### SUPPLIED INFORMATION
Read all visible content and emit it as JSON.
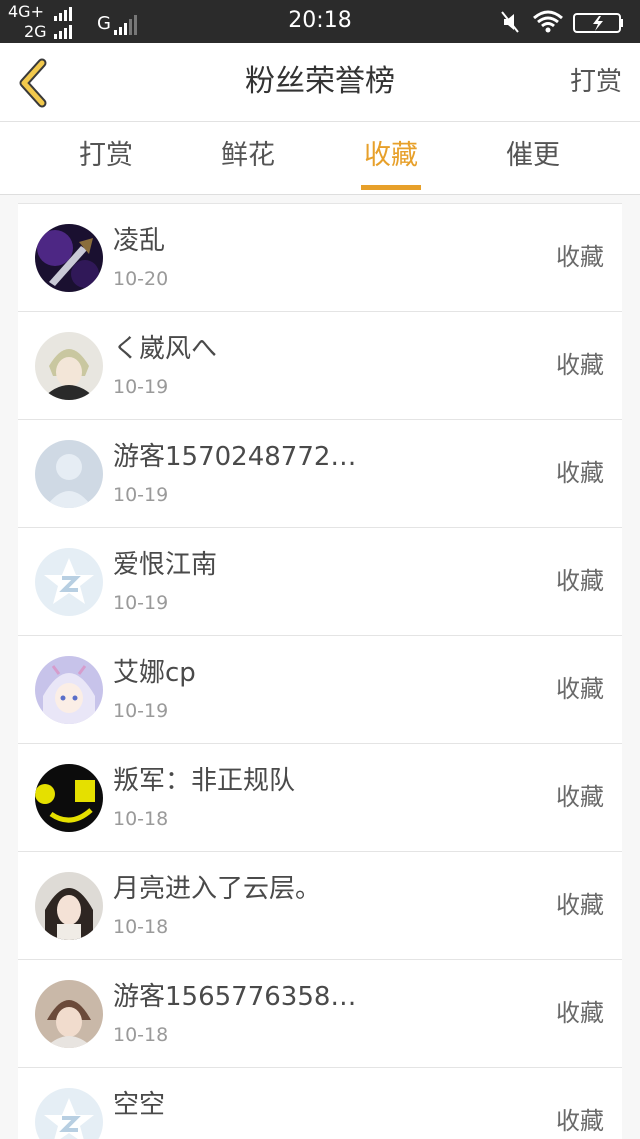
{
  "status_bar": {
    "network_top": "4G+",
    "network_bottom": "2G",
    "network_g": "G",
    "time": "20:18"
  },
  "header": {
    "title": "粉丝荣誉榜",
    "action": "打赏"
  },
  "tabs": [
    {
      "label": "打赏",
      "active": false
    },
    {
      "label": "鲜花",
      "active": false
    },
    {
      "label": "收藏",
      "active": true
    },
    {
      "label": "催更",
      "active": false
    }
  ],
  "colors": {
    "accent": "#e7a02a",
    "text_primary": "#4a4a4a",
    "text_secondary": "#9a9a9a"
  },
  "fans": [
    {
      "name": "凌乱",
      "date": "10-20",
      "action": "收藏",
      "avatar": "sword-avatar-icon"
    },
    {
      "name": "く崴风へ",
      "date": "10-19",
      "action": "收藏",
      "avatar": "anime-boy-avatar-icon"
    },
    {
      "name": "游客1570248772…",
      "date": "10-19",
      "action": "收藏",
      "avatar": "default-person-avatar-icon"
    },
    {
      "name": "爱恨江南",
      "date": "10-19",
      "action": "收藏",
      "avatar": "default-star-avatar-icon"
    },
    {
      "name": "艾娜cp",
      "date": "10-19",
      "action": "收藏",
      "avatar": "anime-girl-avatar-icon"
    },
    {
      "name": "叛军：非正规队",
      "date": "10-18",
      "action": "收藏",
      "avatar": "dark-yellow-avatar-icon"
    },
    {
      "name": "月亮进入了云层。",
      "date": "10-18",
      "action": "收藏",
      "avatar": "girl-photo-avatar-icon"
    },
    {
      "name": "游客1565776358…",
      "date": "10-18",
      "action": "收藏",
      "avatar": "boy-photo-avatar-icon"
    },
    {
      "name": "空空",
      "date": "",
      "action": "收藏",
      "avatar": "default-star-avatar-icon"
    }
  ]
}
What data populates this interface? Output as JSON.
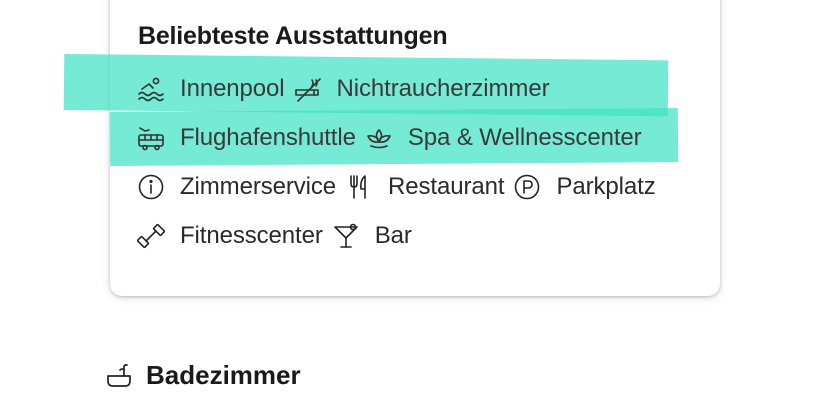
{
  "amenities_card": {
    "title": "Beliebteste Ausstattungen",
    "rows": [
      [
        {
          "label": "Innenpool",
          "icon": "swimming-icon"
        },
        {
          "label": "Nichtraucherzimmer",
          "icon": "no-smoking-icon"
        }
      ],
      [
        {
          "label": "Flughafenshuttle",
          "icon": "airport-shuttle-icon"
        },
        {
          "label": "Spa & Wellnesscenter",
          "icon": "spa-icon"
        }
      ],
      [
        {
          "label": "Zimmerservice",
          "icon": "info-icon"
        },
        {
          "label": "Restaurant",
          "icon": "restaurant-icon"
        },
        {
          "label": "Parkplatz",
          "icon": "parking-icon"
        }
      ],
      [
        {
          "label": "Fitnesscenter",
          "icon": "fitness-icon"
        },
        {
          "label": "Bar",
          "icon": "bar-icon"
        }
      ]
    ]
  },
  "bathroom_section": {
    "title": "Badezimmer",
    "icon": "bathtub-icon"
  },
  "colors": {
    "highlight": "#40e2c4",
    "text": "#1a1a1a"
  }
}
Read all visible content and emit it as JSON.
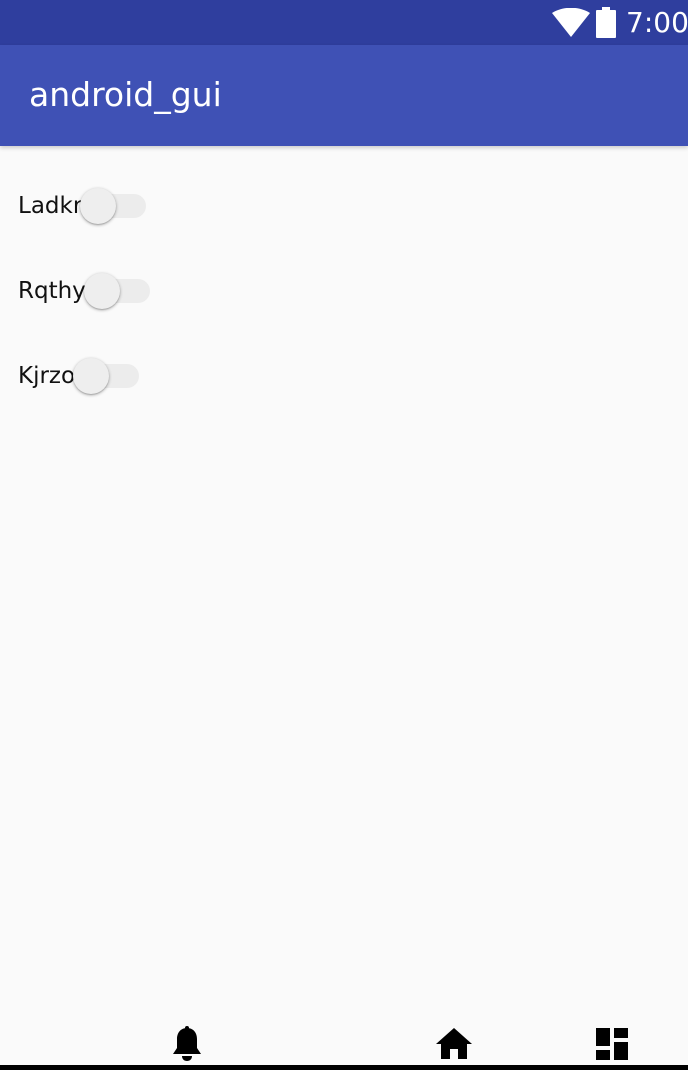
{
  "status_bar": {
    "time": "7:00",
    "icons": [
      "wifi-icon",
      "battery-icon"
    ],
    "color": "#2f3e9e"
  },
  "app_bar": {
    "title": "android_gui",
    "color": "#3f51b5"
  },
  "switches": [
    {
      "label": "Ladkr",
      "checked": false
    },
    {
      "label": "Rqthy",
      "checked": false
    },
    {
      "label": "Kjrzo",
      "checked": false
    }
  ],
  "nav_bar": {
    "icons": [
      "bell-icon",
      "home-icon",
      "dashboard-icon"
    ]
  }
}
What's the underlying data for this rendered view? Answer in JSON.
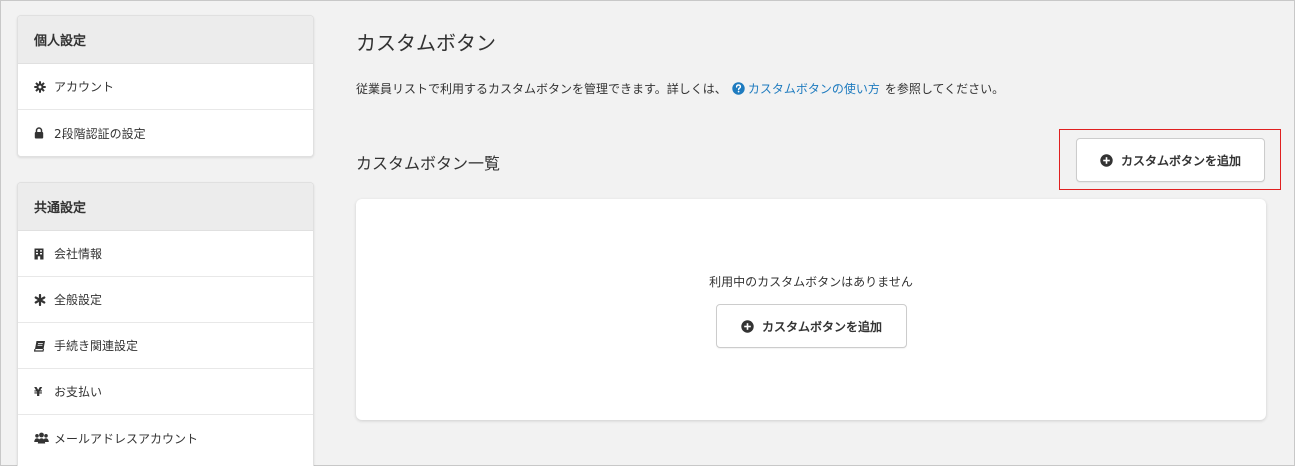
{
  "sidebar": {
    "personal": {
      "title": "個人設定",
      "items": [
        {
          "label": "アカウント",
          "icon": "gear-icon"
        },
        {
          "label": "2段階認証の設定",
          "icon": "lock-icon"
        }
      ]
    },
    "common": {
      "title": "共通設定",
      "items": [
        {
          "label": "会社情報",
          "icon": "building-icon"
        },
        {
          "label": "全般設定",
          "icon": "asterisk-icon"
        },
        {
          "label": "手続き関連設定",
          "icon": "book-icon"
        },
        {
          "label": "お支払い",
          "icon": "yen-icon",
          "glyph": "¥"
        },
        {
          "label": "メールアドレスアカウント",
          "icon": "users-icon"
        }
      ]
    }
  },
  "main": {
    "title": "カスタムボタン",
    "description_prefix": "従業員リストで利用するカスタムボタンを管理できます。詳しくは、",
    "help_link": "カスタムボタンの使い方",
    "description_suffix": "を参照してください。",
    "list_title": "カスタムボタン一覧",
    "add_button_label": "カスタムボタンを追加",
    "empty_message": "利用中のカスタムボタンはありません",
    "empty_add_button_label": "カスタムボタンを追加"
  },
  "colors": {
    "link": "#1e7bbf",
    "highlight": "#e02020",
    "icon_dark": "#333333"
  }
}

### INSTRUCTIONS TO FOLLOW
From the records given above, copy all lines containing "data".

### RESPONSE TO THE TASK
What data populates this interface? Output as JSON.
What's the underlying data for this rendered view? Answer in JSON.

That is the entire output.